## What you are asked to do
All of the data below should be written out exactly.

## Material provided
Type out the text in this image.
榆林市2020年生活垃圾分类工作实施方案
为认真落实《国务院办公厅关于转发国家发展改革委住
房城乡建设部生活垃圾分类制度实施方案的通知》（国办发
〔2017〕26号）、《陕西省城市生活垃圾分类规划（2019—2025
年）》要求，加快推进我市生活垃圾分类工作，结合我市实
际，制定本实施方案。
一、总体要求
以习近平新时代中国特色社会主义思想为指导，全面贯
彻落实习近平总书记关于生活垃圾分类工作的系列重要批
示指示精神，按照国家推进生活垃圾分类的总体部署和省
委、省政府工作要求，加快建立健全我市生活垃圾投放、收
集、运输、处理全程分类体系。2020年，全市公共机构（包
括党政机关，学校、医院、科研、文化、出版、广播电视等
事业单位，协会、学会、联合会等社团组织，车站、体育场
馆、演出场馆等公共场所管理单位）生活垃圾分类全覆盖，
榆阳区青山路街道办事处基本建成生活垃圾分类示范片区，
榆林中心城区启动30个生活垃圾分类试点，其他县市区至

## Exercise result
Type out the text in this image.
榆林市2020年生活垃圾分类工作实施方案
为认真落实《国务院办公厅关于转发国家发展改革委住
房城乡建设部生活垃圾分类制度实施方案的通知》（国办发
〔2017〕26号）、《陕西省城市生活垃圾分类规划（2019—2025
年）》要求，加快推进我市生活垃圾分类工作，结合我市实
际，制定本实施方案。
一、总体要求
以习近平新时代中国特色社会主义思想为指导，全面贯
彻落实习近平总书记关于生活垃圾分类工作的系列重要批
示指示精神，按照国家推进生活垃圾分类的总体部署和省
委、省政府工作要求，加快建立健全我市生活垃圾投放、收
集、运输、处理全程分类体系。2020年，全市公共机构（包
括党政机关，学校、医院、科研、文化、出版、广播电视等
事业单位，协会、学会、联合会等社团组织，车站、体育场
馆、演出场馆等公共场所管理单位）生活垃圾分类全覆盖，
榆阳区青山路街道办事处基本建成生活垃圾分类示范片区，
榆林中心城区启动30个生活垃圾分类试点，其他县市区至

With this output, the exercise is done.